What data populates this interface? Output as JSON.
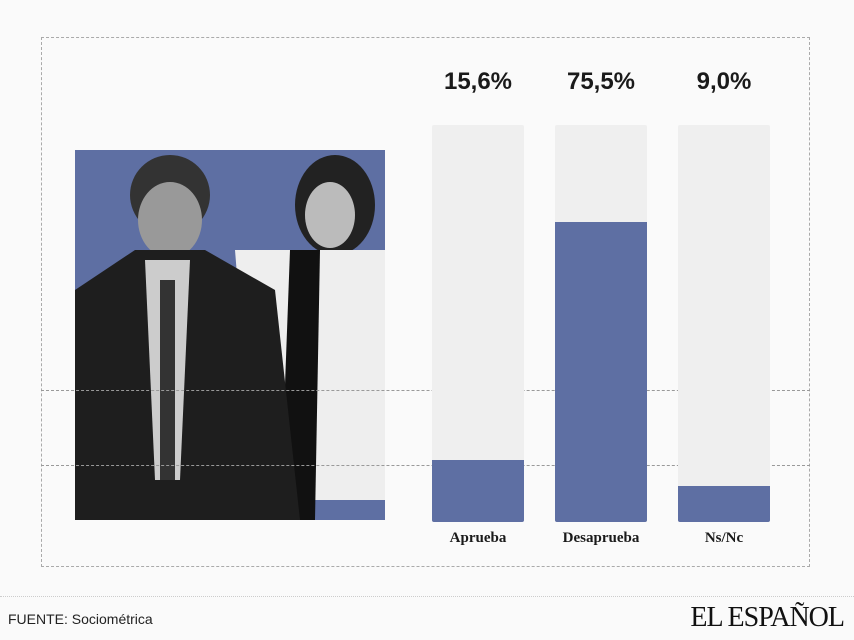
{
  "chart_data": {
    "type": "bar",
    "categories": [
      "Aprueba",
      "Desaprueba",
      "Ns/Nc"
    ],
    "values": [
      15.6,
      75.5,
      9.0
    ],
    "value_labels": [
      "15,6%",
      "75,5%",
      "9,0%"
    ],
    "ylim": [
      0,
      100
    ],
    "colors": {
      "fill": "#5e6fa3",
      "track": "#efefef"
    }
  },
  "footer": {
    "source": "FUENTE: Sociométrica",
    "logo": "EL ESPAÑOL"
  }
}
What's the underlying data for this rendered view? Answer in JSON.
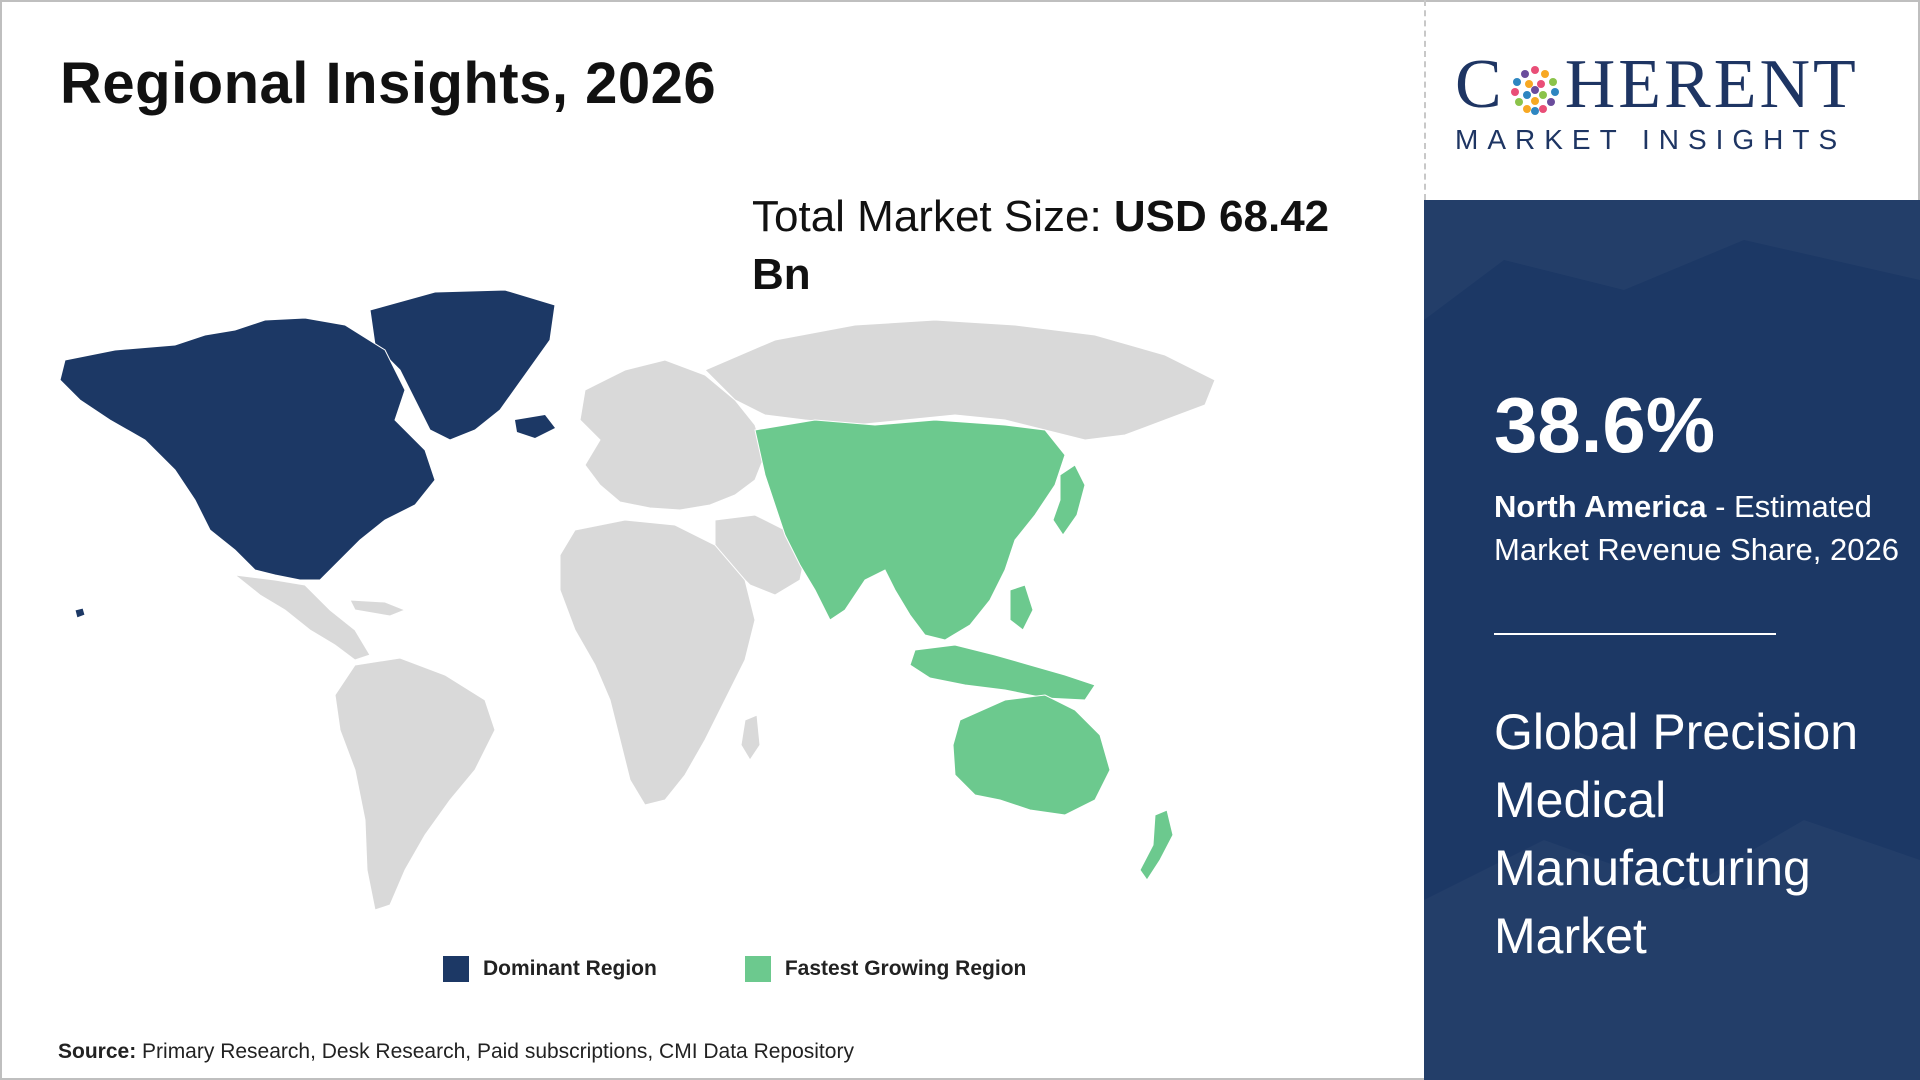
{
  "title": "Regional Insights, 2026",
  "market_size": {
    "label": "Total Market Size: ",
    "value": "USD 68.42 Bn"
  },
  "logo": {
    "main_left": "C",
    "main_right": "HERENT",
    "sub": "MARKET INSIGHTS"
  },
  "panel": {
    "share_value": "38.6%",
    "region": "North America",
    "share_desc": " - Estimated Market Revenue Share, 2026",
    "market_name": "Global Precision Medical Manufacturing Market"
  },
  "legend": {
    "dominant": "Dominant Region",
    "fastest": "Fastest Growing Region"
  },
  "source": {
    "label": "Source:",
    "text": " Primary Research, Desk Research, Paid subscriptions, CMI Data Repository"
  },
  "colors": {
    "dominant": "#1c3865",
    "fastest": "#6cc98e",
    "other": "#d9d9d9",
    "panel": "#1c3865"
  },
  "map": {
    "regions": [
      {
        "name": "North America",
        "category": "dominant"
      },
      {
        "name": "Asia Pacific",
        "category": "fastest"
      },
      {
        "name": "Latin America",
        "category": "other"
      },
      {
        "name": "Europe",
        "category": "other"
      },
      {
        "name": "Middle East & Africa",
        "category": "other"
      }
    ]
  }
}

GOAL: Write the records out once more, exactly as they appear, with no pictures.

COMPLETE OUTPUT:
What data populates this interface? Output as JSON.
{
  "chart_data": {
    "type": "bar",
    "categories": [
      "Aprueba",
      "Desaprueba",
      "Ns/Nc"
    ],
    "values": [
      15.6,
      75.5,
      9.0
    ],
    "value_labels": [
      "15,6%",
      "75,5%",
      "9,0%"
    ],
    "ylim": [
      0,
      100
    ],
    "colors": {
      "fill": "#5e6fa3",
      "track": "#efefef"
    }
  },
  "footer": {
    "source": "FUENTE: Sociométrica",
    "logo": "EL ESPAÑOL"
  }
}
What's the underlying data for this rendered view? Answer in JSON.
{
  "title": "Regional Insights, 2026",
  "market_size": {
    "label": "Total Market Size: ",
    "value": "USD 68.42 Bn"
  },
  "logo": {
    "main_left": "C",
    "main_right": "HERENT",
    "sub": "MARKET INSIGHTS"
  },
  "panel": {
    "share_value": "38.6%",
    "region": "North America",
    "share_desc": " - Estimated Market Revenue Share, 2026",
    "market_name": "Global Precision Medical Manufacturing Market"
  },
  "legend": {
    "dominant": "Dominant Region",
    "fastest": "Fastest Growing Region"
  },
  "source": {
    "label": "Source:",
    "text": " Primary Research, Desk Research, Paid subscriptions, CMI Data Repository"
  },
  "colors": {
    "dominant": "#1c3865",
    "fastest": "#6cc98e",
    "other": "#d9d9d9",
    "panel": "#1c3865"
  },
  "map": {
    "regions": [
      {
        "name": "North America",
        "category": "dominant"
      },
      {
        "name": "Asia Pacific",
        "category": "fastest"
      },
      {
        "name": "Latin America",
        "category": "other"
      },
      {
        "name": "Europe",
        "category": "other"
      },
      {
        "name": "Middle East & Africa",
        "category": "other"
      }
    ]
  }
}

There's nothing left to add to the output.